Work to complete: Reproduce the data below verbatim, from the line that contains "Decompose this screenshot" through the line that contains "Text: 60.0%: 60.0% — [14, 550, 51, 563]", inclusive.

[Boxed element entries]
________________________________________
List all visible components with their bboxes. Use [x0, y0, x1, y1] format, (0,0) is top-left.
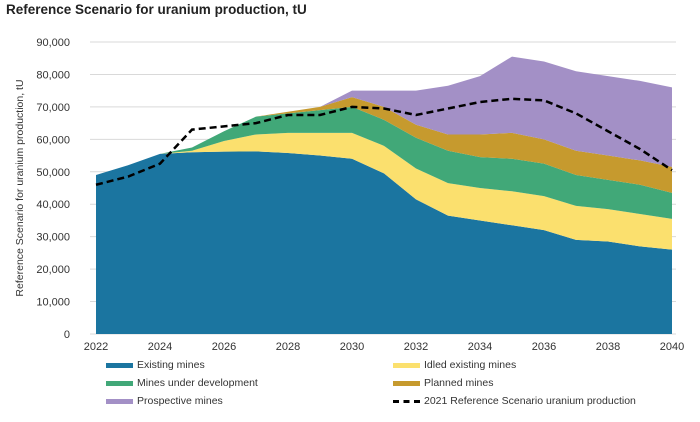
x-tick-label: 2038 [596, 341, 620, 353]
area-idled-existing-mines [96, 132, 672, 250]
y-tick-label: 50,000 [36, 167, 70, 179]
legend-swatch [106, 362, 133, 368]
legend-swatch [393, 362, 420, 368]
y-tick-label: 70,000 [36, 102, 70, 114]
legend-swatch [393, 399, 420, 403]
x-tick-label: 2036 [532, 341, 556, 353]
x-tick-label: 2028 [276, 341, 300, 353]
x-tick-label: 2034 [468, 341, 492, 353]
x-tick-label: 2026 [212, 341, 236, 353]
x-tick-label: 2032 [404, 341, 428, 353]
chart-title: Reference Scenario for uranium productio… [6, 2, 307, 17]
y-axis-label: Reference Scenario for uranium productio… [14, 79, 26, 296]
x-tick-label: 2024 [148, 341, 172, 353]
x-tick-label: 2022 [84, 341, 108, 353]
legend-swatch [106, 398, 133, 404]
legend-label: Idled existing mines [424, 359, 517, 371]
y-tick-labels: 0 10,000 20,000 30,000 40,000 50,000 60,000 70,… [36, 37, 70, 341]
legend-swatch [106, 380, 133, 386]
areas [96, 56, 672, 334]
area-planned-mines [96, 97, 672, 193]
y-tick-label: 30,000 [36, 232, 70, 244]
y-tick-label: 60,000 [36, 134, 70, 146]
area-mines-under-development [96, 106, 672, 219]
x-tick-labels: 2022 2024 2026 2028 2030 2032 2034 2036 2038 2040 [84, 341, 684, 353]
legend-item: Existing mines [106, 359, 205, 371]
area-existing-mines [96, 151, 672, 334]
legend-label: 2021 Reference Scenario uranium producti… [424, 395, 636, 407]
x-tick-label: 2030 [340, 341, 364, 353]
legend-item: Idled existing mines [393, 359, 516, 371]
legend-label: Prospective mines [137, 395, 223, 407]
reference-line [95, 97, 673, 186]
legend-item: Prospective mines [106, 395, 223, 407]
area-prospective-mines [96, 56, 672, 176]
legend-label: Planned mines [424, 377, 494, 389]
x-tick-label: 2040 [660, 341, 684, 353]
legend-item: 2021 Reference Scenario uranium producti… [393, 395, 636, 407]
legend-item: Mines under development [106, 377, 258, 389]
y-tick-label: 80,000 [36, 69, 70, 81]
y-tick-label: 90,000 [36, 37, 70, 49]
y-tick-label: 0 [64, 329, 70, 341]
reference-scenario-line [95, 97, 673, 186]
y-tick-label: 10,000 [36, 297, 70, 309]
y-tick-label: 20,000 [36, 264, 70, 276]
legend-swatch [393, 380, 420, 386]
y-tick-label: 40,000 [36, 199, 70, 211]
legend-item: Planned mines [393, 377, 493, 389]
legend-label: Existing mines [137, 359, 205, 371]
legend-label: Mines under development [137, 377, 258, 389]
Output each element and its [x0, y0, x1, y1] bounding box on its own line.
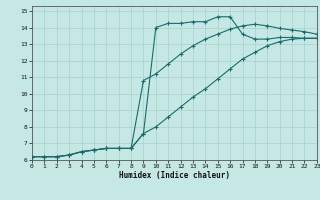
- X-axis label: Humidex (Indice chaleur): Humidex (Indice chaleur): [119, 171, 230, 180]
________________________________________
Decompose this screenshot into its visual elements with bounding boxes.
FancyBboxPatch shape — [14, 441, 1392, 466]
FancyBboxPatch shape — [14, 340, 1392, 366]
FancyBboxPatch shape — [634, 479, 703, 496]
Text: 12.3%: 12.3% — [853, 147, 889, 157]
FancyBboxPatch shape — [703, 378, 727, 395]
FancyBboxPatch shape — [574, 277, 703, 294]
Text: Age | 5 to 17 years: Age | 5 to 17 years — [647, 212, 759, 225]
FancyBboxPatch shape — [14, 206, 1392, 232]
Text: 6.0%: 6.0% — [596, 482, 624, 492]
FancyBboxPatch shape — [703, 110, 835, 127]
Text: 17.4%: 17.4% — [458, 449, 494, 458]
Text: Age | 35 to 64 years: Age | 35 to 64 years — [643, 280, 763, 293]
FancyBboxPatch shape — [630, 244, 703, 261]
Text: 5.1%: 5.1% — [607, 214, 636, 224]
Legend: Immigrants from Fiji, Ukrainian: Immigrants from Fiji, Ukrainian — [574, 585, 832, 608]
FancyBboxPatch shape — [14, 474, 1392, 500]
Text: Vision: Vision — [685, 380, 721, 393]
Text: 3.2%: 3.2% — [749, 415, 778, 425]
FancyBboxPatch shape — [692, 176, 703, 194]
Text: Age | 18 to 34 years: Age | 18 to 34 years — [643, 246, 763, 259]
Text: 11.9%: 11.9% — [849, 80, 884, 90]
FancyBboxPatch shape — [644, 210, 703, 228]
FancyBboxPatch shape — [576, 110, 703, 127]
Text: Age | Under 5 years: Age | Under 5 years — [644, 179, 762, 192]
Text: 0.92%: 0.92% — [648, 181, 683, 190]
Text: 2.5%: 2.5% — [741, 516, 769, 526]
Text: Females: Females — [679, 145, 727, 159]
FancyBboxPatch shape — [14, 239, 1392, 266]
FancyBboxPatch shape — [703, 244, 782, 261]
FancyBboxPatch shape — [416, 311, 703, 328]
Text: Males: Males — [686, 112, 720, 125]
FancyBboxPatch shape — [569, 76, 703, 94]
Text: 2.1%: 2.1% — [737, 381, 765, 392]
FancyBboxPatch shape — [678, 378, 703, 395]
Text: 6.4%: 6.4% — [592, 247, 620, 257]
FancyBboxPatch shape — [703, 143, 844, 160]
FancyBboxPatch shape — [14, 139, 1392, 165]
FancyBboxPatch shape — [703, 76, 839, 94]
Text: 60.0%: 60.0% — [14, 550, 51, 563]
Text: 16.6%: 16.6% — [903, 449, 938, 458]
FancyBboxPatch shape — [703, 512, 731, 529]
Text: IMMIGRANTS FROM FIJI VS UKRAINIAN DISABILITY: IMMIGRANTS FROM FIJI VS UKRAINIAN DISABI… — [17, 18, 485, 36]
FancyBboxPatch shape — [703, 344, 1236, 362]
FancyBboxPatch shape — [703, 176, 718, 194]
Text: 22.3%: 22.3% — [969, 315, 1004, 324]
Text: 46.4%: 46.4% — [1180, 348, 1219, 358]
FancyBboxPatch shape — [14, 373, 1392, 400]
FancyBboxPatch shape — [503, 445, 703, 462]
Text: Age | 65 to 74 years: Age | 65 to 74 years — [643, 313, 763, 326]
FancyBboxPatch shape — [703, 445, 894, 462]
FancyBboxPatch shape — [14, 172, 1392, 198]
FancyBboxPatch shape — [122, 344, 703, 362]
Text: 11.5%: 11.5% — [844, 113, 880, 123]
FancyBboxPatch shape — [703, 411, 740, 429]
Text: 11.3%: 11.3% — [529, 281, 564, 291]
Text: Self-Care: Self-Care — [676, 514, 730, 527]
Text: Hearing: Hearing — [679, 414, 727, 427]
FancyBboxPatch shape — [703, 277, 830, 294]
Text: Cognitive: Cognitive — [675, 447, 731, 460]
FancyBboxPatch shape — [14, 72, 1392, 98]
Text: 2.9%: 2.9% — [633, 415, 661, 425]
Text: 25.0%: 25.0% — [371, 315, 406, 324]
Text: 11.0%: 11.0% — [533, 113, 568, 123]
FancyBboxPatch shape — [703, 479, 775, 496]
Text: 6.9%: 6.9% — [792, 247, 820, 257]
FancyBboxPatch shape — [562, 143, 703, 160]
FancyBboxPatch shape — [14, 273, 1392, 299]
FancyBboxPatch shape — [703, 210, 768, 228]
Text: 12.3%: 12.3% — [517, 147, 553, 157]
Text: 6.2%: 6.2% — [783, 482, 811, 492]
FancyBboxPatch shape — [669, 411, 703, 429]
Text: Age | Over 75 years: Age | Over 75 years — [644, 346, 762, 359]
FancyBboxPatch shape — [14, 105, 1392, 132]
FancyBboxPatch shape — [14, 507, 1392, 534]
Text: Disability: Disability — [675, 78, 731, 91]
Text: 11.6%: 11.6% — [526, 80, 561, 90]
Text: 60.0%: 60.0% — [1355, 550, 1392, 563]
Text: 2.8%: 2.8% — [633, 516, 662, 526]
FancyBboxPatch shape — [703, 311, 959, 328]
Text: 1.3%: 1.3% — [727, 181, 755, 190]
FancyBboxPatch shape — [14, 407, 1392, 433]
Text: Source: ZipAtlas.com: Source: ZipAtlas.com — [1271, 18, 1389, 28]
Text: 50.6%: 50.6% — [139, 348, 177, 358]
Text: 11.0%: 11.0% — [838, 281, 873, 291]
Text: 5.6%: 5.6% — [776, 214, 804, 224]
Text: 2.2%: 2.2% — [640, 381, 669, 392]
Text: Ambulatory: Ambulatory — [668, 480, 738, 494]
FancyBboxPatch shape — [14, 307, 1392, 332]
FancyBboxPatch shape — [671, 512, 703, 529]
________________________________________
Answer for the task:
Decompose this screenshot into its visual elements with bounding boxes.
FancyBboxPatch shape — [14, 441, 1392, 466]
FancyBboxPatch shape — [14, 340, 1392, 366]
FancyBboxPatch shape — [634, 479, 703, 496]
Text: 12.3%: 12.3% — [853, 147, 889, 157]
FancyBboxPatch shape — [703, 378, 727, 395]
FancyBboxPatch shape — [574, 277, 703, 294]
Text: Age | 5 to 17 years: Age | 5 to 17 years — [647, 212, 759, 225]
FancyBboxPatch shape — [14, 206, 1392, 232]
Text: 6.0%: 6.0% — [596, 482, 624, 492]
FancyBboxPatch shape — [703, 110, 835, 127]
Text: 17.4%: 17.4% — [458, 449, 494, 458]
Text: Age | 35 to 64 years: Age | 35 to 64 years — [643, 280, 763, 293]
FancyBboxPatch shape — [630, 244, 703, 261]
Text: 5.1%: 5.1% — [607, 214, 636, 224]
Legend: Immigrants from Fiji, Ukrainian: Immigrants from Fiji, Ukrainian — [574, 585, 832, 608]
FancyBboxPatch shape — [14, 474, 1392, 500]
Text: Vision: Vision — [685, 380, 721, 393]
Text: 3.2%: 3.2% — [749, 415, 778, 425]
FancyBboxPatch shape — [692, 176, 703, 194]
Text: Age | 18 to 34 years: Age | 18 to 34 years — [643, 246, 763, 259]
Text: 11.9%: 11.9% — [849, 80, 884, 90]
FancyBboxPatch shape — [644, 210, 703, 228]
FancyBboxPatch shape — [576, 110, 703, 127]
Text: Age | Under 5 years: Age | Under 5 years — [644, 179, 762, 192]
Text: 0.92%: 0.92% — [648, 181, 683, 190]
Text: 2.5%: 2.5% — [741, 516, 769, 526]
Text: Females: Females — [679, 145, 727, 159]
FancyBboxPatch shape — [14, 239, 1392, 266]
FancyBboxPatch shape — [703, 244, 782, 261]
FancyBboxPatch shape — [416, 311, 703, 328]
Text: Males: Males — [686, 112, 720, 125]
FancyBboxPatch shape — [569, 76, 703, 94]
Text: 2.1%: 2.1% — [737, 381, 765, 392]
FancyBboxPatch shape — [678, 378, 703, 395]
Text: 6.4%: 6.4% — [592, 247, 620, 257]
FancyBboxPatch shape — [703, 143, 844, 160]
FancyBboxPatch shape — [14, 139, 1392, 165]
FancyBboxPatch shape — [703, 76, 839, 94]
Text: 60.0%: 60.0% — [14, 550, 51, 563]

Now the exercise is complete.